◆ **Exercise**:
Search the records below for the word "when". Pull out each line that has it.
* BEGIN Dataset content *
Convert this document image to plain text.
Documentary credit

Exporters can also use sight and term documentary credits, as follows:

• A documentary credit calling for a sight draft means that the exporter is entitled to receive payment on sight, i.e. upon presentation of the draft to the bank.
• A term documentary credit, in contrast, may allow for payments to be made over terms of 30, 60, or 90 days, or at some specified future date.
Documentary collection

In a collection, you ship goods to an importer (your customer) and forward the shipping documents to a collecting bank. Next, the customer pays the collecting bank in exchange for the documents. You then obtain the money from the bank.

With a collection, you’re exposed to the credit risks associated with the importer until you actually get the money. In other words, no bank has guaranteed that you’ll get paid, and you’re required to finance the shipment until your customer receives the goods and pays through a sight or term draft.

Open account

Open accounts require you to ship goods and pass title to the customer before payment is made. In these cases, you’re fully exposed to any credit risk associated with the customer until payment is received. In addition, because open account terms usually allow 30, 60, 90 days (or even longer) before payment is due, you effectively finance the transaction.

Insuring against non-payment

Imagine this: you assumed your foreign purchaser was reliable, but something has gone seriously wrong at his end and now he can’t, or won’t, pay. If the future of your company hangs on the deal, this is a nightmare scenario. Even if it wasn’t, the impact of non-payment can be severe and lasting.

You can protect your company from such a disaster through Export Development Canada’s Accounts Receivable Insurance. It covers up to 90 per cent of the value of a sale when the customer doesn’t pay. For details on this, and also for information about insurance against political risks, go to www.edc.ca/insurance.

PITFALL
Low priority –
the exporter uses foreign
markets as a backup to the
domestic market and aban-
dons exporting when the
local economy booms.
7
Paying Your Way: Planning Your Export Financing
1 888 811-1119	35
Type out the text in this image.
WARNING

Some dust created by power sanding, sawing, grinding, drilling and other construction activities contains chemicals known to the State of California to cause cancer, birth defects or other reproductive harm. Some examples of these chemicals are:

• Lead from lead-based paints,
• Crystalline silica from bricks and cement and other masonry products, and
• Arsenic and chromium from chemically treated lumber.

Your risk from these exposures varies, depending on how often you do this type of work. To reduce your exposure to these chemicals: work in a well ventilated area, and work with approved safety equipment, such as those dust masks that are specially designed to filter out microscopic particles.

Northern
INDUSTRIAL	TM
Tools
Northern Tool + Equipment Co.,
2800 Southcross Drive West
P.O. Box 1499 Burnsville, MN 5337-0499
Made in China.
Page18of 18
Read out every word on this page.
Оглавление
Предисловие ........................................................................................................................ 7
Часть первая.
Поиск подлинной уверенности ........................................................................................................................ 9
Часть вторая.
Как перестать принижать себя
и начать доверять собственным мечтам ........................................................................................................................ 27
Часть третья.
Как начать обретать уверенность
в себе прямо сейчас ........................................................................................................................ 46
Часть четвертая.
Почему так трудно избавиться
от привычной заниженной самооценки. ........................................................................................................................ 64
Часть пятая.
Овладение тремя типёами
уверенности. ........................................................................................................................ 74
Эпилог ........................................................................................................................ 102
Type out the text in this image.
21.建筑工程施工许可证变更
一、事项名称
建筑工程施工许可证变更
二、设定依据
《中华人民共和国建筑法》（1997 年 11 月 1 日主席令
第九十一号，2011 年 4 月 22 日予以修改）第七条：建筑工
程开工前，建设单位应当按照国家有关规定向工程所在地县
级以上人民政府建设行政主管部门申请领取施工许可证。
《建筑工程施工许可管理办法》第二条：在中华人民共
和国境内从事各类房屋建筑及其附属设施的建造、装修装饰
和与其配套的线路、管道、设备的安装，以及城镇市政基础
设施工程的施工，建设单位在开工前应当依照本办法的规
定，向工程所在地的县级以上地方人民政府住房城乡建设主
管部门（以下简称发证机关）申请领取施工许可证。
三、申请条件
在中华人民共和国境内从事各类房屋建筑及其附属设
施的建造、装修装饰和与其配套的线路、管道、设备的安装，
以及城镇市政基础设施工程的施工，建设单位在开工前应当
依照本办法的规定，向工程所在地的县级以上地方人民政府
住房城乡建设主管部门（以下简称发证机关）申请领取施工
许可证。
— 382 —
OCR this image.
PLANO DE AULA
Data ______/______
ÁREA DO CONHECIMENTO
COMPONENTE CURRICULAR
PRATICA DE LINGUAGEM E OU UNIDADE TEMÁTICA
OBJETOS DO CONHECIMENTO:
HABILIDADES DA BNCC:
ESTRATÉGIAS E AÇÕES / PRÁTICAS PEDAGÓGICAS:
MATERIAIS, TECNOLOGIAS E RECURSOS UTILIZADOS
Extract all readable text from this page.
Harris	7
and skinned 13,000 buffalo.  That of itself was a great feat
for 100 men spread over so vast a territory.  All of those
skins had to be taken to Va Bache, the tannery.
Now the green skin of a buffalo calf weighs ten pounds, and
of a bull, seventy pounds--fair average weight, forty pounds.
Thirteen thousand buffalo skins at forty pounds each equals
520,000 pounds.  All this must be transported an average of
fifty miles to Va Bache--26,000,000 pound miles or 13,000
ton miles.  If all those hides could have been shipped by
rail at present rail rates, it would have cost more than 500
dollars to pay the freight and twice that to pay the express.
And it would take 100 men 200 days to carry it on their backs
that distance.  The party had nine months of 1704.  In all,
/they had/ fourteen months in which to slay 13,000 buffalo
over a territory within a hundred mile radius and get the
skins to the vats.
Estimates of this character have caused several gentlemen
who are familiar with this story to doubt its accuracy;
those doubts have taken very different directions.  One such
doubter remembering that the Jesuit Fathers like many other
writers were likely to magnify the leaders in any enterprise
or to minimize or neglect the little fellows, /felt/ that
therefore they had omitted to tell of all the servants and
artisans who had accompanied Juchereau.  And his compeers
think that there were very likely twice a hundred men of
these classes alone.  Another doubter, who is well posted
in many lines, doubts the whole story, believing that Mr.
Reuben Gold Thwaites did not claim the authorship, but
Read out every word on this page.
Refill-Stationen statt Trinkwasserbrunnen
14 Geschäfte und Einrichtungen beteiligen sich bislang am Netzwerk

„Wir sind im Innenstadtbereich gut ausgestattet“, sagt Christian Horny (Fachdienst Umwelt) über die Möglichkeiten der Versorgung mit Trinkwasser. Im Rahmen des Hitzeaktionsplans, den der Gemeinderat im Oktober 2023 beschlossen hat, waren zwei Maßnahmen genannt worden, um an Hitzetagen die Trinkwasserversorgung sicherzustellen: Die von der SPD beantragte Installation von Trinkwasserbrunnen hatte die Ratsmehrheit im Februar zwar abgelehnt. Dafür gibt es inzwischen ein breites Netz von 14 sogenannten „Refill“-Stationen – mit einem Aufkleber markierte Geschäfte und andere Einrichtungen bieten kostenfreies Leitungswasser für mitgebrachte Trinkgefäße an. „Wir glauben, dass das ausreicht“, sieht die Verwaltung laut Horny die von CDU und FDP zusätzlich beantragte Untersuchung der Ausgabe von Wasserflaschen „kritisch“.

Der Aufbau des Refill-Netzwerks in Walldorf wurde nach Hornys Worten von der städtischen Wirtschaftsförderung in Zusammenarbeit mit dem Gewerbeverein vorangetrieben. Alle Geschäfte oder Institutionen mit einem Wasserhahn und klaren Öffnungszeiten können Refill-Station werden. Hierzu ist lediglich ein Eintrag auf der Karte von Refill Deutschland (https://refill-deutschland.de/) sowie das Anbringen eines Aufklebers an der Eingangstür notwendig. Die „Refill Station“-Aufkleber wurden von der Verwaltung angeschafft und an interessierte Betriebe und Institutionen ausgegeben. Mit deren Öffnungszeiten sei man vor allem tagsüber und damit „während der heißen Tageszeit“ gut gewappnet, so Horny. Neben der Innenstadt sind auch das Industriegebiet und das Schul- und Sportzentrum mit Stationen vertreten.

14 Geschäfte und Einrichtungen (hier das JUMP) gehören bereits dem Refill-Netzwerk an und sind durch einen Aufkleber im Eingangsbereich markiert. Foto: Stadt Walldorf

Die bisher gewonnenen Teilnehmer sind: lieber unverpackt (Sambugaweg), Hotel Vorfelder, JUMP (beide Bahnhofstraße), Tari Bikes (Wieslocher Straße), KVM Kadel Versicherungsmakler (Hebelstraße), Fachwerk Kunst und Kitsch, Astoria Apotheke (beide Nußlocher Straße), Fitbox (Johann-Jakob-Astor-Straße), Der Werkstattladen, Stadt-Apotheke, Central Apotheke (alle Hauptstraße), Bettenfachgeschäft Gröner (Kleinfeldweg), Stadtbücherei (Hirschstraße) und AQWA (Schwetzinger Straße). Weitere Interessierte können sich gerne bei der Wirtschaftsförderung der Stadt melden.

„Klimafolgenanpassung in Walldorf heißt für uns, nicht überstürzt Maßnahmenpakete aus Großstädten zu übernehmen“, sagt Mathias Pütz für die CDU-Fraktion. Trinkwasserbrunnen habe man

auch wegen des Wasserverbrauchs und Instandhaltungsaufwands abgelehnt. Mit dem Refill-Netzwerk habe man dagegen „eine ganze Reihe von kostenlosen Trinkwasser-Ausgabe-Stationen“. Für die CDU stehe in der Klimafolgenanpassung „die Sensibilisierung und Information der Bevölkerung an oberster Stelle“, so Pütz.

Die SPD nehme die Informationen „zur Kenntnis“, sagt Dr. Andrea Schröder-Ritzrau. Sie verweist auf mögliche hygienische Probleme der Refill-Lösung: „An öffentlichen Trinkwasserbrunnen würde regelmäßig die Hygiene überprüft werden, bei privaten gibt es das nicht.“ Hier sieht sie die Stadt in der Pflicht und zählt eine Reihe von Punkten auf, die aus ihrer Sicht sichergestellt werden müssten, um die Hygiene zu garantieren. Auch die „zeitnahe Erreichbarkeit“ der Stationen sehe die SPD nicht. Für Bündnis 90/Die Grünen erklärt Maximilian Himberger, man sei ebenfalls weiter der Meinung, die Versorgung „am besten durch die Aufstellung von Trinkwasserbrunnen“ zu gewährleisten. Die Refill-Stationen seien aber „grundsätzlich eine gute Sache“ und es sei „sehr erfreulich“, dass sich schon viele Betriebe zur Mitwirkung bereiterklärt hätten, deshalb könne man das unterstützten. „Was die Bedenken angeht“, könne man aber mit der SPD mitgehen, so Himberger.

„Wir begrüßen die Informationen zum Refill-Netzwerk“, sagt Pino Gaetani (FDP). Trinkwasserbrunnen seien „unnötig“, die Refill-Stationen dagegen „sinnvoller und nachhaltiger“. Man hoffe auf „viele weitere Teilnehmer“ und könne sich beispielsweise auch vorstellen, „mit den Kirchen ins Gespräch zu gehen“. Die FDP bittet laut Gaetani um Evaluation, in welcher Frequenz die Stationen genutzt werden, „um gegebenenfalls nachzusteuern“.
* END Dataset content *
◆ **The output**:
You can protect your company from such a disaster through Export Development Canada’s Accounts Receivable Insurance. It covers up to 90 per cent of the value of a sale when the customer doesn’t pay. For details on this, and also for information about insurance against political risks, go to www.edc.ca/insurance.
dons exporting when the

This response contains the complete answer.